▸ **EXERCISE TASK**: Repeat the material below exactly, with no pictures.
=== DATA FOR THE TASK ===
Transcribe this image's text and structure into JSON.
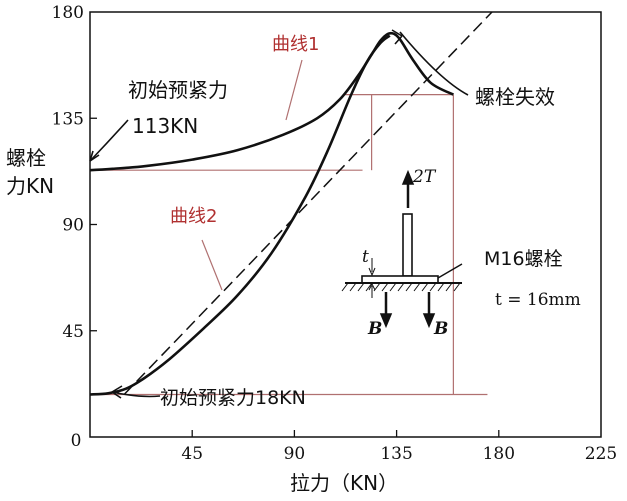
{
  "chart_data": {
    "type": "line",
    "xlabel": "拉力（KN）",
    "ylabel_line1": "螺栓",
    "ylabel_line2": "力KN",
    "xlim": [
      0,
      225
    ],
    "ylim": [
      0,
      180
    ],
    "x_ticks": [
      0,
      45,
      90,
      135,
      180,
      225
    ],
    "y_ticks": [
      45,
      90,
      135,
      180
    ],
    "grid": false,
    "series": [
      {
        "name": "曲线1",
        "color": "#111111",
        "x": [
          0,
          10,
          25,
          45,
          65,
          85,
          100,
          110,
          118,
          124,
          128,
          132,
          136,
          142,
          150,
          160
        ],
        "y": [
          113,
          113.6,
          114.8,
          117.5,
          121.5,
          128,
          135,
          143,
          153,
          162,
          168,
          171,
          169,
          160,
          150,
          145
        ]
      },
      {
        "name": "曲线2",
        "color": "#111111",
        "x": [
          0,
          8,
          16,
          24,
          35,
          50,
          65,
          80,
          95,
          105,
          115,
          122,
          128,
          132
        ],
        "y": [
          18,
          18.5,
          20.5,
          25,
          33,
          46,
          60,
          78,
          102,
          122,
          145,
          159,
          167,
          170
        ]
      },
      {
        "name": "",
        "style": "dashed",
        "color": "#111111",
        "x": [
          15,
          177
        ],
        "y": [
          18,
          180
        ]
      }
    ],
    "guides": {
      "red_color": "#b07070",
      "hlines": [
        {
          "y": 18,
          "x0": 0,
          "x1": 175
        },
        {
          "y": 113,
          "x0": 0,
          "x1": 120
        },
        {
          "y": 145,
          "x0": 112,
          "x1": 160
        }
      ],
      "vlines": [
        {
          "x": 124,
          "y0": 113,
          "y1": 145
        },
        {
          "x": 160,
          "y0": 18,
          "y1": 145
        }
      ]
    },
    "annotations": {
      "curve1_label": "曲线1",
      "curve2_label": "曲线2",
      "preload_high_line1": "初始预紧力",
      "preload_high_line2": "113KN",
      "preload_low": "初始预紧力18KN",
      "bolt_failure": "螺栓失效",
      "bolt_spec": "M16螺栓",
      "thickness": "t = 16mm",
      "force_label": "2T",
      "reaction_left": "B",
      "reaction_right": "B",
      "t_mark": "t"
    }
  }
}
===
▸ **RESPONSE TO THE TASK**:
Transcribe this image's text and structure into JSON.
{
  "chart_data": {
    "type": "line",
    "xlabel": "拉力（KN）",
    "ylabel_line1": "螺栓",
    "ylabel_line2": "力KN",
    "xlim": [
      0,
      225
    ],
    "ylim": [
      0,
      180
    ],
    "x_ticks": [
      0,
      45,
      90,
      135,
      180,
      225
    ],
    "y_ticks": [
      45,
      90,
      135,
      180
    ],
    "grid": false,
    "series": [
      {
        "name": "曲线1",
        "color": "#111111",
        "x": [
          0,
          10,
          25,
          45,
          65,
          85,
          100,
          110,
          118,
          124,
          128,
          132,
          136,
          142,
          150,
          160
        ],
        "y": [
          113,
          113.6,
          114.8,
          117.5,
          121.5,
          128,
          135,
          143,
          153,
          162,
          168,
          171,
          169,
          160,
          150,
          145
        ]
      },
      {
        "name": "曲线2",
        "color": "#111111",
        "x": [
          0,
          8,
          16,
          24,
          35,
          50,
          65,
          80,
          95,
          105,
          115,
          122,
          128,
          132
        ],
        "y": [
          18,
          18.5,
          20.5,
          25,
          33,
          46,
          60,
          78,
          102,
          122,
          145,
          159,
          167,
          170
        ]
      },
      {
        "name": "",
        "style": "dashed",
        "color": "#111111",
        "x": [
          15,
          177
        ],
        "y": [
          18,
          180
        ]
      }
    ],
    "guides": {
      "red_color": "#b07070",
      "hlines": [
        {
          "y": 18,
          "x0": 0,
          "x1": 175
        },
        {
          "y": 113,
          "x0": 0,
          "x1": 120
        },
        {
          "y": 145,
          "x0": 112,
          "x1": 160
        }
      ],
      "vlines": [
        {
          "x": 124,
          "y0": 113,
          "y1": 145
        },
        {
          "x": 160,
          "y0": 18,
          "y1": 145
        }
      ]
    },
    "annotations": {
      "curve1_label": "曲线1",
      "curve2_label": "曲线2",
      "preload_high_line1": "初始预紧力",
      "preload_high_line2": "113KN",
      "preload_low": "初始预紧力18KN",
      "bolt_failure": "螺栓失效",
      "bolt_spec": "M16螺栓",
      "thickness": "t = 16mm",
      "force_label": "2T",
      "reaction_left": "B",
      "reaction_right": "B",
      "t_mark": "t"
    }
  }
}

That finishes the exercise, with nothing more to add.